━━━━━ Data listing

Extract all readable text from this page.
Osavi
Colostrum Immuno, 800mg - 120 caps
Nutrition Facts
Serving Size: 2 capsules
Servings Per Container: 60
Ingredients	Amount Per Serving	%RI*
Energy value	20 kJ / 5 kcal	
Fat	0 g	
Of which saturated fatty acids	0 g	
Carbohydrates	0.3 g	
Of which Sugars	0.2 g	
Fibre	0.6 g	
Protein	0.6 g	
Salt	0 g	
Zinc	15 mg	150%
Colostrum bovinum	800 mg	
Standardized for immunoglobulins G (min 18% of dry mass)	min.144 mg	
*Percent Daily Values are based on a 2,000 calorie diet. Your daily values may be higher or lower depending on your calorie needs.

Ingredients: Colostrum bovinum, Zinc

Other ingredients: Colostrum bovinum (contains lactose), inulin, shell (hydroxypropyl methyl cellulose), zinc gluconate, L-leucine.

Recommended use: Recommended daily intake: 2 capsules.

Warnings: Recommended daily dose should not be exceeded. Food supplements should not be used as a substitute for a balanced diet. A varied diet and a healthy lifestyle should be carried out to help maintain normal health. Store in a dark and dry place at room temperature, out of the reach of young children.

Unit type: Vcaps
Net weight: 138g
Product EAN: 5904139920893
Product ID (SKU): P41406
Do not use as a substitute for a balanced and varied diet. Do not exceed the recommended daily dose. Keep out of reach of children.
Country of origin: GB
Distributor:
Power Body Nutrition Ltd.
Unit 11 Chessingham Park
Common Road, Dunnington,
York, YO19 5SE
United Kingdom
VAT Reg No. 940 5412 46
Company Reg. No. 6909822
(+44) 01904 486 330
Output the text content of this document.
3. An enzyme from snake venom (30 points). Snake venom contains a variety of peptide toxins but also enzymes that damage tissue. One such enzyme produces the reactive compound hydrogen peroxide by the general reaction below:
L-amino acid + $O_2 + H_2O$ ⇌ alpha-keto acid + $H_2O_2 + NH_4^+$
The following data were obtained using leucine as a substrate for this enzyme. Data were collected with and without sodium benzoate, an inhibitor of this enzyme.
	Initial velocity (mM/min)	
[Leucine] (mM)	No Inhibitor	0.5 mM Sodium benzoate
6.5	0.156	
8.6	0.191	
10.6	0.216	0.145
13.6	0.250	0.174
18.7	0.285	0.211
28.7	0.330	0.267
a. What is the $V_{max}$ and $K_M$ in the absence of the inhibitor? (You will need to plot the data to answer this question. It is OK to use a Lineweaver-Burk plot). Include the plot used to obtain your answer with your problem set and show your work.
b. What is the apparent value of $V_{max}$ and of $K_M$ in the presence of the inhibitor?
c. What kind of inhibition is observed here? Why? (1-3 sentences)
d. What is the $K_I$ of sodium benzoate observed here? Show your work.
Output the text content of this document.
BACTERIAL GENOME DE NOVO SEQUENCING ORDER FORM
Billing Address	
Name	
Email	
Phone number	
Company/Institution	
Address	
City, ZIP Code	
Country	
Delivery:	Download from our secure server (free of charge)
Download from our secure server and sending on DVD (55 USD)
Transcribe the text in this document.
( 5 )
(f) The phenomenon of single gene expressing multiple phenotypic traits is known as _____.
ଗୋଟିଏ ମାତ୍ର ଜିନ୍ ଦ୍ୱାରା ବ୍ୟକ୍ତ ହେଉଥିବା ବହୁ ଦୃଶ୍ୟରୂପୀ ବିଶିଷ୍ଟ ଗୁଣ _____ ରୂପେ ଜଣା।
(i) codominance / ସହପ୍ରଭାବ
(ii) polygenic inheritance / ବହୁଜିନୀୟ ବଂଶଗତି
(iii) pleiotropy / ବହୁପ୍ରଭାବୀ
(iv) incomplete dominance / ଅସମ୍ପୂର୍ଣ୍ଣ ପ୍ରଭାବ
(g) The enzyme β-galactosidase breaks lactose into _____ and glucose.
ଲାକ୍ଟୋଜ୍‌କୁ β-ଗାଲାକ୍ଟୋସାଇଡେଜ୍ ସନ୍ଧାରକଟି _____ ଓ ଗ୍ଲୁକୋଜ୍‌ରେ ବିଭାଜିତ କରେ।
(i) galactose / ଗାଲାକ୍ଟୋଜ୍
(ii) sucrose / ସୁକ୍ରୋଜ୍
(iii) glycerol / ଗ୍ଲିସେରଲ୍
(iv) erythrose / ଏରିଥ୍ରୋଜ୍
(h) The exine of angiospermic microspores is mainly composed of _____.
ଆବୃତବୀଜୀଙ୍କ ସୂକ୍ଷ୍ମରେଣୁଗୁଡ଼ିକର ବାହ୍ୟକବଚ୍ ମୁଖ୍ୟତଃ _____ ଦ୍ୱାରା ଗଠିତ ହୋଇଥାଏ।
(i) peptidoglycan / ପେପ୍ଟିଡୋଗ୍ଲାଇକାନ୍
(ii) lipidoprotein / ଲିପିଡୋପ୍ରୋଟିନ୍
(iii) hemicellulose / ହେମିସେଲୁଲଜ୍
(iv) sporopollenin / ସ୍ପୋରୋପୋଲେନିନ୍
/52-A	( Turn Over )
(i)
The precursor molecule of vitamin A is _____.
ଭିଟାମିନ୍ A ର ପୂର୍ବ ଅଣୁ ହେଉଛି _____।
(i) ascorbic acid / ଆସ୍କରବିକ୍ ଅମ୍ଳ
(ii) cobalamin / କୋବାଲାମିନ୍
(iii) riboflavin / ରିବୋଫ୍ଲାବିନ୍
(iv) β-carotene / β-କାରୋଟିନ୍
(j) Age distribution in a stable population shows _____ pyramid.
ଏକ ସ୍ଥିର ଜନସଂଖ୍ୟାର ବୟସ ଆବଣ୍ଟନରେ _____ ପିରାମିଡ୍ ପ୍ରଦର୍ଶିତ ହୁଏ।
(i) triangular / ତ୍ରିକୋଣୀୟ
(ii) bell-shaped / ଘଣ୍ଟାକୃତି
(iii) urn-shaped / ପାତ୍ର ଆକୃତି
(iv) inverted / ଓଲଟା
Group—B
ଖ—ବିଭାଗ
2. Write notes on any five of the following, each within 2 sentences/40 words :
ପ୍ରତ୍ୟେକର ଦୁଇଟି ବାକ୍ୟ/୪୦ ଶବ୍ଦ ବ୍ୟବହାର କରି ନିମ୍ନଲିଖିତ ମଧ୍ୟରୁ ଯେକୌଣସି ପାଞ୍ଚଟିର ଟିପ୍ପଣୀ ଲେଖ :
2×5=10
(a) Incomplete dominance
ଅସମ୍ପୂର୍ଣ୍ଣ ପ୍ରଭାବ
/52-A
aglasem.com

━━━━━━━━━━

> _Problem statement_
Scan the data above for the word "shaped". Copy every line in which it is found.

> _Solution to the exercise_
(ii) bell-shaped / ଘଣ୍ଟାକୃତି
(iii) urn-shaped / ପାତ୍ର ଆକୃତି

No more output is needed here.